[Work to do]:
Look through the records and report how many lines include the word "features", with no other words.

--- Start of Supplied information ---

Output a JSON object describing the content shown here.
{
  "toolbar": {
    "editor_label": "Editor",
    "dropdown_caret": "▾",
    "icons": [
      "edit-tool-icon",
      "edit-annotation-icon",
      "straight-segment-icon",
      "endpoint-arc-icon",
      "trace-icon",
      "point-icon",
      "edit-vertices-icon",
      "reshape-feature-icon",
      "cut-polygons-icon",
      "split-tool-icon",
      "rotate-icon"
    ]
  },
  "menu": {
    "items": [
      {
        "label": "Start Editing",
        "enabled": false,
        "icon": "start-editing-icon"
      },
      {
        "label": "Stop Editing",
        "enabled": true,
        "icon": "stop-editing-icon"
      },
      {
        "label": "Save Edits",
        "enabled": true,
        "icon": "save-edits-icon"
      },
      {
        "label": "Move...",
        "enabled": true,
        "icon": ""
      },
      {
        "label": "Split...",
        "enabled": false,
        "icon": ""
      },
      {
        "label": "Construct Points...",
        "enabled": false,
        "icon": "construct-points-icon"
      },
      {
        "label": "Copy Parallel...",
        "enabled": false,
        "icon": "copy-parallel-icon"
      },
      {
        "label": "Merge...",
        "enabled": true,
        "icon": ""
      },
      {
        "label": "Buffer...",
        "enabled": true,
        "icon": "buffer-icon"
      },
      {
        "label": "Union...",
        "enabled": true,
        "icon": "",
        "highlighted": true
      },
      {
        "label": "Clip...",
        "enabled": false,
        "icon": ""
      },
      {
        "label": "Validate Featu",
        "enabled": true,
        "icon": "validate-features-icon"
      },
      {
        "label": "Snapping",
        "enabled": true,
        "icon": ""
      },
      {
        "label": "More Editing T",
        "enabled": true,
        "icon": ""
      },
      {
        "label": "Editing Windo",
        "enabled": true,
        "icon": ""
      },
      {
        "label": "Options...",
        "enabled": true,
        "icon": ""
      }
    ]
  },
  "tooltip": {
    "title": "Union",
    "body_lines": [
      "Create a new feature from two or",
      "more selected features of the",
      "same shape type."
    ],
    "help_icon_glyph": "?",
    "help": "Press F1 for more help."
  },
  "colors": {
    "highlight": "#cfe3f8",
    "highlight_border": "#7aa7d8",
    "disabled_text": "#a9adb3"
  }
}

--- End of Supplied information ---

[Exercise answer]:
2